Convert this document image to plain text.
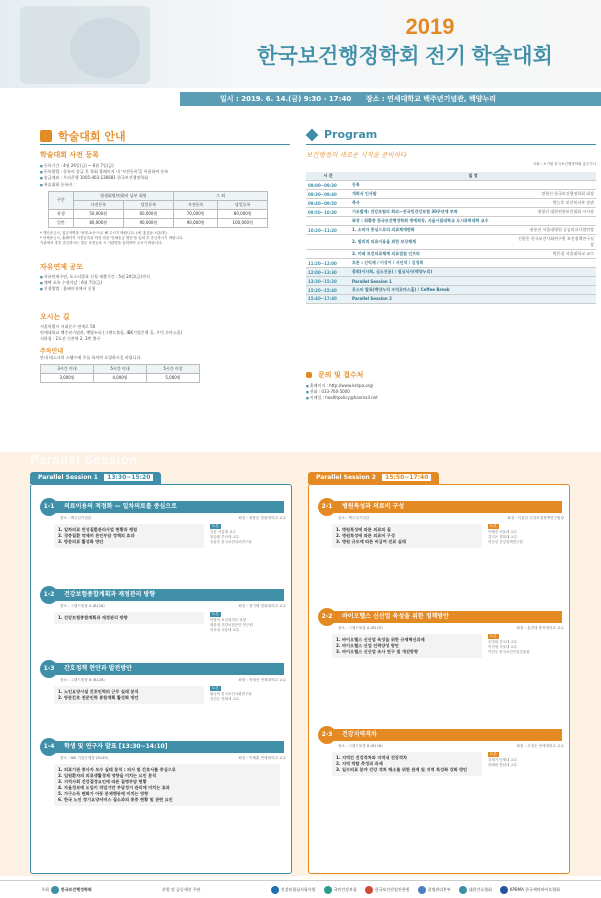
2019
한국보건행정학회 전기 학술대회
일시 : 2019. 6. 14.(금) 9:30 - 17:40 장소 : 연세대학교 백주년기념관, 백양누리
학술대회 안내
학술대회 사전 등록
■ 등록기간 : 4월 26일(금) ~ 6월 7일(금)
■ 등록방법 : 등록비 송금 후 학회 홈페이지 내 '사전등록'을 이용하여 등록
■ 송금계좌 : 우리은행 1005-403-136681 한국보건행정학회
■ 학술대회 등록비 :
구분	평생회원/연회비 납부 회원		그 외	
	사전등록	당일등록	사전등록	당일등록
학생	50,000원	60,000원	70,000원	80,000원
일반	80,000원	90,000원	90,000원	100,000원
* 개인송금시, 입금자명을 '성명-소속'으로 해 주시기 바랍니다. (예 '홍길동-서울대')
* 단체송금시, 홈페이지 사전등록을 하신 다음 '단체송금 명단'을 입력 후 송금하시기 바랍니다.
기관에서 추후 송금하시는 경우 사전등록 시 기관명을 입력하여 주시기 바랍니다.
자유연제 공모
■ 자유연제구연, 포스터발표 신청 제출기간 : 5월 24일(금)까지
■ 채택 초록 수정마감 : 6월 7일(금)
■ 신청방법 : 홈페이지에서 신청
오시는 길
서울특별시 서대문구 연세로 50
연세대학교 백주년기념관, 백양누리 (그랜드볼룸, IBK기업은행 홀, 우덕 로마스홀)
지하철 : 2호선 신촌역 2, 3번 출구
주차안내
안내 데스크의 스탬프에 주를 하셔야 요청하시길 바랍니다.
3시간 이내	5시간 이내	5시간 이상
3,000원	4,000원	5,000원
Program
보건행정의 새로운 시작을 준비하다
사회 : 조기원 한국보건행정학회 총무이사
시 간	일 정	
09:00~09:30	등록	
09:30~09:40	개회식 인사말	정형선 한국보건행정학회 회장
09:40~09:50	축사	박능후 보건복지부 장관
09:50~10:30	기조발제: 건강보험의 회피—전국민건강보험 30주년에 부쳐	정형선 대한연관보건협회 이사장
	좌장 : 최황종 한국보건행정학회 명예회장, 서울시립대학교 도시과학대학 교수	
10:20~11:20	1. 소비자 중심으로의 의료체계변화	권용진 서울대병원 공공의료사업단장
	2. 합리적 의료이용을 위한 보상체계	신현웅 한국보건사회연구원 보건정책연구실장
	3. 미래 보건의료체계 의료접점 인프라	박은철 서울대학교 교수
11:20~12:00	토론 : 신익재 / 이상이 / 서인석 / 김정희	
12:00~13:30	총회(이사회, 심소진용) / 점심식사(백양누리)	
13:30~15:20	Parallel Session 1	
15:20~15:40	포스터 발표(백양누리 우덕로마스홀) / Coffee Break	
15:40~17:40	Parallel Session 2	
문의 및 접수처
■ 홈페이지 : http://www.kshpa.org/
■ 전화 : 033-760-5000
■ 이메일 : healthpolicy@hanmail.net
Parallel Session
Parallel Session 1 13:30~15:20	Parallel Session 2 15:50~17:40
1-1	의료이용의 적정화 — 일차의료를 중심으로
장소 : 백주년기념관	좌장 : 최용준 한림대학교 교수
1. 일차의료 만성질환관리사업 현황과 쟁점
2. 경증질환 약제비 본인부담 정책의 효과
3. 방문의료 활성화 방안
토론
김윤 서울대 교수
한승환 부산대 교수
송윤후 한국보건의료연구원
1-2	건강보험종합계획과 재정관리 방향
장소 : 그랜드볼룸 A (B126)	좌장 : 정기택 경희대학교 교수
1. 건강보험종합계획과 재정관리 방향
토론
이왕석 보건복지부 과장
최윤정 건강보험공단 연구원
이호성 서울대 교수
1-3	간호정책 현안과 발전방안
장소 : 그랜드볼룸 B (B126)	좌장 : 정형선 연세대학교 교수
1. 노인요양시설 간호인력의 근무 실태 분석
2. 방문간호 전문인력 통합계획 활성화 방안
토론
황나미 한국보건사회연구원
김진수 연세대 교수
1-4	학생 및 연구자 발표 [13:30~14:10]
장소 : IBK 기업은행홀 (B149)	좌장 : 이혜훈 연세대학교 교수
1. 의료기관 종사자 보수 실태 분석 : 의사 및 간호사를 중심으로
2. 입원환자의 의료생활경제 영향을 미치는 요인 분석
3. 지역사회 건강결정요인에 따른 질병부담 현황
4. 자율정보에 도입이 작업기반 부담정거 관리에 미치는 효과
5. 가구소득 변화가 아동 문제행동에 미치는 영향
6. 한국 노인 장기요양서비스 질소과의 통증 현황 및 관련 요인
2-1	병원특성과 의료비 구성
장소 : 백주년기념관	좌장 : 이용갑 건강보험정책연구원장
1. 병원특성에 따른 의료의 질
2. 병원특성에 따른 의료비 구성
3. 병원 규모에 따른 비급여 진료 실태
토론
이혜진 서울대 교수
김지은 경희대 교수
허순임 건강정책연구원
2-2	바이오헬스 신산업 육성을 위한 정책방안
장소 : 그랜드볼룸 A (B125)	좌장 : 홍진태 충북대학교 교수
1. 바이오헬스 신산업 육성을 위한 규제혁신과제
2. 바이오헬스 산업 인력양성 방안
3. 바이오헬스 신산업 조사 연구 및 개선방향
토론
송영희 건국대 교수
이서영 서울대 교수
이진우 한국보건산업진흥원
2-3	건강지역격차
장소 : 그랜드볼룸 B (B126)	좌장 : 서경준 연세대학교 교수
1. 지역간 건강격차와 지역내 건강격차
2. 지역 박탈 측정과 과제
3. 일수의료 분야 건강 격차 해소를 위한 관계 및 지역 특성화 강화 방안
토론
김재기 인제대 교수
남혜원 충남대 교수
주최	한국보건행정학회	후원 및 공동세션 주관	건강보험심사평가원	국민건강보험	한국보건산업진흥원	질병관리본부	대한간호협회	KPBMA 한국제약바이오협회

****************************************

▸ **GIVEN REQUEST**: Return all the entries word for word, but omit any pictures they contain.

▸ **RIGHT ANSWER**:
Convert this document image to plain text.
2019
한국보건행정학회 전기 학술대회
일시 : 2019. 6. 14.(금) 9:30 - 17:40 장소 : 연세대학교 백주년기념관, 백양누리
학술대회 안내
학술대회 사전 등록
■ 등록기간 : 4월 26일(금) ~ 6월 7일(금)
■ 등록방법 : 등록비 송금 후 학회 홈페이지 내 '사전등록'을 이용하여 등록
■ 송금계좌 : 우리은행 1005-403-136681 한국보건행정학회
■ 학술대회 등록비 :
구분	평생회원/연회비 납부 회원		그 외	
	사전등록	당일등록	사전등록	당일등록
학생	50,000원	60,000원	70,000원	80,000원
일반	80,000원	90,000원	90,000원	100,000원
* 개인송금시, 입금자명을 '성명-소속'으로 해 주시기 바랍니다. (예 '홍길동-서울대')
* 단체송금시, 홈페이지 사전등록을 하신 다음 '단체송금 명단'을 입력 후 송금하시기 바랍니다.
기관에서 추후 송금하시는 경우 사전등록 시 기관명을 입력하여 주시기 바랍니다.
자유연제 공모
■ 자유연제구연, 포스터발표 신청 제출기간 : 5월 24일(금)까지
■ 채택 초록 수정마감 : 6월 7일(금)
■ 신청방법 : 홈페이지에서 신청
오시는 길
서울특별시 서대문구 연세로 50
연세대학교 백주년기념관, 백양누리 (그랜드볼룸, IBK기업은행 홀, 우덕 로마스홀)
지하철 : 2호선 신촌역 2, 3번 출구
주차안내
안내 데스크의 스탬프에 주를 하셔야 요청하시길 바랍니다.
3시간 이내	5시간 이내	5시간 이상
3,000원	4,000원	5,000원
Program
보건행정의 새로운 시작을 준비하다
사회 : 조기원 한국보건행정학회 총무이사
시 간	일 정	
09:00~09:30	등록	
09:30~09:40	개회식 인사말	정형선 한국보건행정학회 회장
09:40~09:50	축사	박능후 보건복지부 장관
09:50~10:30	기조발제: 건강보험의 회피—전국민건강보험 30주년에 부쳐	정형선 대한연관보건협회 이사장
	좌장 : 최황종 한국보건행정학회 명예회장, 서울시립대학교 도시과학대학 교수	
10:20~11:20	1. 소비자 중심으로의 의료체계변화	권용진 서울대병원 공공의료사업단장
	2. 합리적 의료이용을 위한 보상체계	신현웅 한국보건사회연구원 보건정책연구실장
	3. 미래 보건의료체계 의료접점 인프라	박은철 서울대학교 교수
11:20~12:00	토론 : 신익재 / 이상이 / 서인석 / 김정희	
12:00~13:30	총회(이사회, 심소진용) / 점심식사(백양누리)	
13:30~15:20	Parallel Session 1	
15:20~15:40	포스터 발표(백양누리 우덕로마스홀) / Coffee Break	
15:40~17:40	Parallel Session 2	
문의 및 접수처
■ 홈페이지 : http://www.kshpa.org/
■ 전화 : 033-760-5000
■ 이메일 : healthpolicy@hanmail.net
Parallel Session
Parallel Session 1 13:30~15:20	Parallel Session 2 15:50~17:40
1-1	의료이용의 적정화 — 일차의료를 중심으로
장소 : 백주년기념관	좌장 : 최용준 한림대학교 교수
1. 일차의료 만성질환관리사업 현황과 쟁점
2. 경증질환 약제비 본인부담 정책의 효과
3. 방문의료 활성화 방안
토론
김윤 서울대 교수
한승환 부산대 교수
송윤후 한국보건의료연구원
1-2	건강보험종합계획과 재정관리 방향
장소 : 그랜드볼룸 A (B126)	좌장 : 정기택 경희대학교 교수
1. 건강보험종합계획과 재정관리 방향
토론
이왕석 보건복지부 과장
최윤정 건강보험공단 연구원
이호성 서울대 교수
1-3	간호정책 현안과 발전방안
장소 : 그랜드볼룸 B (B126)	좌장 : 정형선 연세대학교 교수
1. 노인요양시설 간호인력의 근무 실태 분석
2. 방문간호 전문인력 통합계획 활성화 방안
토론
황나미 한국보건사회연구원
김진수 연세대 교수
1-4	학생 및 연구자 발표 [13:30~14:10]
장소 : IBK 기업은행홀 (B149)	좌장 : 이혜훈 연세대학교 교수
1. 의료기관 종사자 보수 실태 분석 : 의사 및 간호사를 중심으로
2. 입원환자의 의료생활경제 영향을 미치는 요인 분석
3. 지역사회 건강결정요인에 따른 질병부담 현황
4. 자율정보에 도입이 작업기반 부담정거 관리에 미치는 효과
5. 가구소득 변화가 아동 문제행동에 미치는 영향
6. 한국 노인 장기요양서비스 질소과의 통증 현황 및 관련 요인
2-1	병원특성과 의료비 구성
장소 : 백주년기념관	좌장 : 이용갑 건강보험정책연구원장
1. 병원특성에 따른 의료의 질
2. 병원특성에 따른 의료비 구성
3. 병원 규모에 따른 비급여 진료 실태
토론
이혜진 서울대 교수
김지은 경희대 교수
허순임 건강정책연구원
2-2	바이오헬스 신산업 육성을 위한 정책방안
장소 : 그랜드볼룸 A (B125)	좌장 : 홍진태 충북대학교 교수
1. 바이오헬스 신산업 육성을 위한 규제혁신과제
2. 바이오헬스 산업 인력양성 방안
3. 바이오헬스 신산업 조사 연구 및 개선방향
토론
송영희 건국대 교수
이서영 서울대 교수
이진우 한국보건산업진흥원
2-3	건강지역격차
장소 : 그랜드볼룸 B (B126)	좌장 : 서경준 연세대학교 교수
1. 지역간 건강격차와 지역내 건강격차
2. 지역 박탈 측정과 과제
3. 일수의료 분야 건강 격차 해소를 위한 관계 및 지역 특성화 강화 방안
토론
김재기 인제대 교수
남혜원 충남대 교수
주최	한국보건행정학회	후원 및 공동세션 주관	건강보험심사평가원	국민건강보험	한국보건산업진흥원	질병관리본부	대한간호협회	KPBMA 한국제약바이오협회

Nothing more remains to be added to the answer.